Exercise prompt: Every record must be written out once more, with nothing added or omitted.

Input records:
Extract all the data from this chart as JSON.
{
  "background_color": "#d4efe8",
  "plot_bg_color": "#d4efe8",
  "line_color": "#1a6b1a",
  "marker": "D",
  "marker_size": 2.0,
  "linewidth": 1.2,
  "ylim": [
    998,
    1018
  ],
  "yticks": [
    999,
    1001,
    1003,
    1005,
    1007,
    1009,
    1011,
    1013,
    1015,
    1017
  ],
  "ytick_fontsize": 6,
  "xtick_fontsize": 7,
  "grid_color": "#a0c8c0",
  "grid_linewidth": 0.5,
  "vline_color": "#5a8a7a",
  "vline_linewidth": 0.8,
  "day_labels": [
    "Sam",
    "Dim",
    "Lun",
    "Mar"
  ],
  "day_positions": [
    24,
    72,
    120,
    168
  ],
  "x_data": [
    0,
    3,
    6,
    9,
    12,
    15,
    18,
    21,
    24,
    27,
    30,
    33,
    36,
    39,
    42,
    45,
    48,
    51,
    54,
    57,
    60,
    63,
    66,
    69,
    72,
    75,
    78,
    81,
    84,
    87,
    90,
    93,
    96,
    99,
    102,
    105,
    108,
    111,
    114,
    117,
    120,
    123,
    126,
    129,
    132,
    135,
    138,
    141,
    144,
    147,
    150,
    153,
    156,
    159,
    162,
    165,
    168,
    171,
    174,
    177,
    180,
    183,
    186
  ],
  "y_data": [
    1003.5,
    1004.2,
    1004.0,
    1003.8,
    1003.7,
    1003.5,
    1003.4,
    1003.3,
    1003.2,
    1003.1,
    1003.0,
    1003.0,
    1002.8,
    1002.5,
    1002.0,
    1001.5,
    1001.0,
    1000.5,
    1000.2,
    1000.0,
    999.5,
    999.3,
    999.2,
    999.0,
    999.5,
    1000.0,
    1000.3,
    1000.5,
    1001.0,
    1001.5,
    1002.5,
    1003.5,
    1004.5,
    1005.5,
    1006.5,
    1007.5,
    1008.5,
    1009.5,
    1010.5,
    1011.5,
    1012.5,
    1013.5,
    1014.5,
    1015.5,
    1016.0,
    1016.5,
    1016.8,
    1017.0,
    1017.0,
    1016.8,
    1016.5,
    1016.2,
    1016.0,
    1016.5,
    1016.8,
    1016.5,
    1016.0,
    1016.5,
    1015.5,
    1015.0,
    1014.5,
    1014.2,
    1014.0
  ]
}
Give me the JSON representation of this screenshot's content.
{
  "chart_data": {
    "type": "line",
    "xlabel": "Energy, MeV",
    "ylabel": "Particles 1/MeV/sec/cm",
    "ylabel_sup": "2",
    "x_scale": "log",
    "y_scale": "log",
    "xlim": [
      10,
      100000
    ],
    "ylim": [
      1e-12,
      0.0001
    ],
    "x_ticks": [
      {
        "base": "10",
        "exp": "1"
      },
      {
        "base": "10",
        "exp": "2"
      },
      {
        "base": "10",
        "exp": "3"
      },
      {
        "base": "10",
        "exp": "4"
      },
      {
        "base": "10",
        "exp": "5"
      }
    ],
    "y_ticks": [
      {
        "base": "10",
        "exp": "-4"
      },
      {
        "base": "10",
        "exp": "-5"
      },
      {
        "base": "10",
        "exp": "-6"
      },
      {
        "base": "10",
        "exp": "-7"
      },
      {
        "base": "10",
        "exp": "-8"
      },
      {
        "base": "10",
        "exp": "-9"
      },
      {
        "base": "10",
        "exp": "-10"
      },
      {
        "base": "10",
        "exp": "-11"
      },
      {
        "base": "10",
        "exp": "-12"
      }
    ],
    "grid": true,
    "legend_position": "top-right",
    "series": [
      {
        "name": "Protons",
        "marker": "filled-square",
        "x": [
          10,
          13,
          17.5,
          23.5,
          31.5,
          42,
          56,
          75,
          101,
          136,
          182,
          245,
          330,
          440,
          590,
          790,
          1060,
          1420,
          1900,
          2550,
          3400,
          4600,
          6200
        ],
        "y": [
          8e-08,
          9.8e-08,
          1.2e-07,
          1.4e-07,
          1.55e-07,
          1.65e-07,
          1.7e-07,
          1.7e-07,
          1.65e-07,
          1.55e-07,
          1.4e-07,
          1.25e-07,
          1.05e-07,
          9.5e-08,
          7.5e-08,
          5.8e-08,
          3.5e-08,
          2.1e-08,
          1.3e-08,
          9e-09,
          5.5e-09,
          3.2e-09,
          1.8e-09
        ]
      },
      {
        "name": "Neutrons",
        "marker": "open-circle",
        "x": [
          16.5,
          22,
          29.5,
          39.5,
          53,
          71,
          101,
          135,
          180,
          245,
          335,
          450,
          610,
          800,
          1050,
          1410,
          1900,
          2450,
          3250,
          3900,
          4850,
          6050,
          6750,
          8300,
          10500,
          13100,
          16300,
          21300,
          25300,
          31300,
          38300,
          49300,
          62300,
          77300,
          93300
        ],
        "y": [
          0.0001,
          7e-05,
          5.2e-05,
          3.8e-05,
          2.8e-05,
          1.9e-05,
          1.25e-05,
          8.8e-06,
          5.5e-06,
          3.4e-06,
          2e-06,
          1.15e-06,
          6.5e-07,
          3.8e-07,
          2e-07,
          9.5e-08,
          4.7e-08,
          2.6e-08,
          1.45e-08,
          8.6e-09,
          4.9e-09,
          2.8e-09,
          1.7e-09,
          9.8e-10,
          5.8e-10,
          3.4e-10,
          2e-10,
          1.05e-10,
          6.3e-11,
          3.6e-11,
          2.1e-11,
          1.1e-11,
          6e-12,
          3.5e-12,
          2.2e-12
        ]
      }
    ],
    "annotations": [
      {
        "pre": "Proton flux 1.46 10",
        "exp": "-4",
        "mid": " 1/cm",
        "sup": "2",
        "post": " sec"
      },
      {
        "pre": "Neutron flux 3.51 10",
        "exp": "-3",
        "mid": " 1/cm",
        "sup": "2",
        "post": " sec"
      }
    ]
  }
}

Exercise result:
Extract all the data from this chart as JSON.
{
  "background_color": "#d4efe8",
  "plot_bg_color": "#d4efe8",
  "line_color": "#1a6b1a",
  "marker": "D",
  "marker_size": 2.0,
  "linewidth": 1.2,
  "ylim": [
    998,
    1018
  ],
  "yticks": [
    999,
    1001,
    1003,
    1005,
    1007,
    1009,
    1011,
    1013,
    1015,
    1017
  ],
  "ytick_fontsize": 6,
  "xtick_fontsize": 7,
  "grid_color": "#a0c8c0",
  "grid_linewidth": 0.5,
  "vline_color": "#5a8a7a",
  "vline_linewidth": 0.8,
  "day_labels": [
    "Sam",
    "Dim",
    "Lun",
    "Mar"
  ],
  "day_positions": [
    24,
    72,
    120,
    168
  ],
  "x_data": [
    0,
    3,
    6,
    9,
    12,
    15,
    18,
    21,
    24,
    27,
    30,
    33,
    36,
    39,
    42,
    45,
    48,
    51,
    54,
    57,
    60,
    63,
    66,
    69,
    72,
    75,
    78,
    81,
    84,
    87,
    90,
    93,
    96,
    99,
    102,
    105,
    108,
    111,
    114,
    117,
    120,
    123,
    126,
    129,
    132,
    135,
    138,
    141,
    144,
    147,
    150,
    153,
    156,
    159,
    162,
    165,
    168,
    171,
    174,
    177,
    180,
    183,
    186
  ],
  "y_data": [
    1003.5,
    1004.2,
    1004.0,
    1003.8,
    1003.7,
    1003.5,
    1003.4,
    1003.3,
    1003.2,
    1003.1,
    1003.0,
    1003.0,
    1002.8,
    1002.5,
    1002.0,
    1001.5,
    1001.0,
    1000.5,
    1000.2,
    1000.0,
    999.5,
    999.3,
    999.2,
    999.0,
    999.5,
    1000.0,
    1000.3,
    1000.5,
    1001.0,
    1001.5,
    1002.5,
    1003.5,
    1004.5,
    1005.5,
    1006.5,
    1007.5,
    1008.5,
    1009.5,
    1010.5,
    1011.5,
    1012.5,
    1013.5,
    1014.5,
    1015.5,
    1016.0,
    1016.5,
    1016.8,
    1017.0,
    1017.0,
    1016.8,
    1016.5,
    1016.2,
    1016.0,
    1016.5,
    1016.8,
    1016.5,
    1016.0,
    1016.5,
    1015.5,
    1015.0,
    1014.5,
    1014.2,
    1014.0
  ]
}
Give me the JSON representation of this screenshot's content.
{
  "chart_data": {
    "type": "line",
    "xlabel": "Energy, MeV",
    "ylabel": "Particles 1/MeV/sec/cm",
    "ylabel_sup": "2",
    "x_scale": "log",
    "y_scale": "log",
    "xlim": [
      10,
      100000
    ],
    "ylim": [
      1e-12,
      0.0001
    ],
    "x_ticks": [
      {
        "base": "10",
        "exp": "1"
      },
      {
        "base": "10",
        "exp": "2"
      },
      {
        "base": "10",
        "exp": "3"
      },
      {
        "base": "10",
        "exp": "4"
      },
      {
        "base": "10",
        "exp": "5"
      }
    ],
    "y_ticks": [
      {
        "base": "10",
        "exp": "-4"
      },
      {
        "base": "10",
        "exp": "-5"
      },
      {
        "base": "10",
        "exp": "-6"
      },
      {
        "base": "10",
        "exp": "-7"
      },
      {
        "base": "10",
        "exp": "-8"
      },
      {
        "base": "10",
        "exp": "-9"
      },
      {
        "base": "10",
        "exp": "-10"
      },
      {
        "base": "10",
        "exp": "-11"
      },
      {
        "base": "10",
        "exp": "-12"
      }
    ],
    "grid": true,
    "legend_position": "top-right",
    "series": [
      {
        "name": "Protons",
        "marker": "filled-square",
        "x": [
          10,
          13,
          17.5,
          23.5,
          31.5,
          42,
          56,
          75,
          101,
          136,
          182,
          245,
          330,
          440,
          590,
          790,
          1060,
          1420,
          1900,
          2550,
          3400,
          4600,
          6200
        ],
        "y": [
          8e-08,
          9.8e-08,
          1.2e-07,
          1.4e-07,
          1.55e-07,
          1.65e-07,
          1.7e-07,
          1.7e-07,
          1.65e-07,
          1.55e-07,
          1.4e-07,
          1.25e-07,
          1.05e-07,
          9.5e-08,
          7.5e-08,
          5.8e-08,
          3.5e-08,
          2.1e-08,
          1.3e-08,
          9e-09,
          5.5e-09,
          3.2e-09,
          1.8e-09
        ]
      },
      {
        "name": "Neutrons",
        "marker": "open-circle",
        "x": [
          16.5,
          22,
          29.5,
          39.5,
          53,
          71,
          101,
          135,
          180,
          245,
          335,
          450,
          610,
          800,
          1050,
          1410,
          1900,
          2450,
          3250,
          3900,
          4850,
          6050,
          6750,
          8300,
          10500,
          13100,
          16300,
          21300,
          25300,
          31300,
          38300,
          49300,
          62300,
          77300,
          93300
        ],
        "y": [
          0.0001,
          7e-05,
          5.2e-05,
          3.8e-05,
          2.8e-05,
          1.9e-05,
          1.25e-05,
          8.8e-06,
          5.5e-06,
          3.4e-06,
          2e-06,
          1.15e-06,
          6.5e-07,
          3.8e-07,
          2e-07,
          9.5e-08,
          4.7e-08,
          2.6e-08,
          1.45e-08,
          8.6e-09,
          4.9e-09,
          2.8e-09,
          1.7e-09,
          9.8e-10,
          5.8e-10,
          3.4e-10,
          2e-10,
          1.05e-10,
          6.3e-11,
          3.6e-11,
          2.1e-11,
          1.1e-11,
          6e-12,
          3.5e-12,
          2.2e-12
        ]
      }
    ],
    "annotations": [
      {
        "pre": "Proton flux 1.46 10",
        "exp": "-4",
        "mid": " 1/cm",
        "sup": "2",
        "post": " sec"
      },
      {
        "pre": "Neutron flux 3.51 10",
        "exp": "-3",
        "mid": " 1/cm",
        "sup": "2",
        "post": " sec"
      }
    ]
  }
}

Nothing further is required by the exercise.